* [Set exercise]: Which lines hold the word "content"? Show each of them.

* [Data entries]:
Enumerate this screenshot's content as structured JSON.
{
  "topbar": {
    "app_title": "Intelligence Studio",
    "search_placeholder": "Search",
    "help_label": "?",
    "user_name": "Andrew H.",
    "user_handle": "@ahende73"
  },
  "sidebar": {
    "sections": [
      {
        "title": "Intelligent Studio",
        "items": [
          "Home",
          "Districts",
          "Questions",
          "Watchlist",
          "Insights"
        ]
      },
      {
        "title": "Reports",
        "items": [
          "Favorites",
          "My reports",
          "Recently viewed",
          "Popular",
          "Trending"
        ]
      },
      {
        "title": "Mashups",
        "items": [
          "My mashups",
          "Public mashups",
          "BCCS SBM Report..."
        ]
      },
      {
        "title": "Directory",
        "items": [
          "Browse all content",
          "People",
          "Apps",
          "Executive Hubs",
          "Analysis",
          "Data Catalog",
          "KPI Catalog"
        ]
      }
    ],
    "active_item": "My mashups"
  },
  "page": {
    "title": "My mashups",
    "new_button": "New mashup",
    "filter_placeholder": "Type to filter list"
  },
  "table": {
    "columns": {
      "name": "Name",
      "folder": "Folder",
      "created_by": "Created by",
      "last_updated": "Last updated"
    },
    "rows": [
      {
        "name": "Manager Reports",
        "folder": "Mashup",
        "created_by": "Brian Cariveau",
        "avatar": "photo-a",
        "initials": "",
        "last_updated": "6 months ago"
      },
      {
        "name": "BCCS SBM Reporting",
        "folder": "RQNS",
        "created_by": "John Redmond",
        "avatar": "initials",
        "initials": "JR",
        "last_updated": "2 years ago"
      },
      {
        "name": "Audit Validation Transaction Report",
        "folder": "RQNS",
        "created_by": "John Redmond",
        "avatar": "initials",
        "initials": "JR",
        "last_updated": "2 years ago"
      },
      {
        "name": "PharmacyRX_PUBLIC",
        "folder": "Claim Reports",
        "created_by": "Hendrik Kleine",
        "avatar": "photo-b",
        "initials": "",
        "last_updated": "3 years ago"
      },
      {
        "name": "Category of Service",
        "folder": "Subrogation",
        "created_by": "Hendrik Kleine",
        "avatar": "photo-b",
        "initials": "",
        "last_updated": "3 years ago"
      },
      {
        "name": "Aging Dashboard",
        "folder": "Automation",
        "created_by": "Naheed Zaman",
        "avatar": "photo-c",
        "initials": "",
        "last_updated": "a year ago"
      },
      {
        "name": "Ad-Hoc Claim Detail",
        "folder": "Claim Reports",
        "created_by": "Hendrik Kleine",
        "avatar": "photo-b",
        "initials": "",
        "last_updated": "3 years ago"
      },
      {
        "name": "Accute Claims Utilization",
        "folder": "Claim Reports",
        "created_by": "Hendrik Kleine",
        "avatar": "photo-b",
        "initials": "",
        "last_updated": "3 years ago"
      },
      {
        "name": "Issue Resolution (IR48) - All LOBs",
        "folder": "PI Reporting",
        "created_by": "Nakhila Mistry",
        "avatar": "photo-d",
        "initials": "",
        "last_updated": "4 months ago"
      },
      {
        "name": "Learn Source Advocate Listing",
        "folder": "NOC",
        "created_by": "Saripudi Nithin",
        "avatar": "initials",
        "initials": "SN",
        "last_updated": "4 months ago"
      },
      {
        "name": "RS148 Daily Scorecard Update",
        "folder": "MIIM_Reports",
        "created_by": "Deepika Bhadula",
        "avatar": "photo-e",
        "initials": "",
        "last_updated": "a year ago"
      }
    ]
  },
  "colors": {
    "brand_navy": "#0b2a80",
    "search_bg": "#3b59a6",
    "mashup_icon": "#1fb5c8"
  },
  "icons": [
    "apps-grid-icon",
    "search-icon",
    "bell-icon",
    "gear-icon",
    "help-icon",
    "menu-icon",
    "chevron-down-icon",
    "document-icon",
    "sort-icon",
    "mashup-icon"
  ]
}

* [Result of the task]:
Enumerate this screenshot's content as structured JSON.
          "Browse all content",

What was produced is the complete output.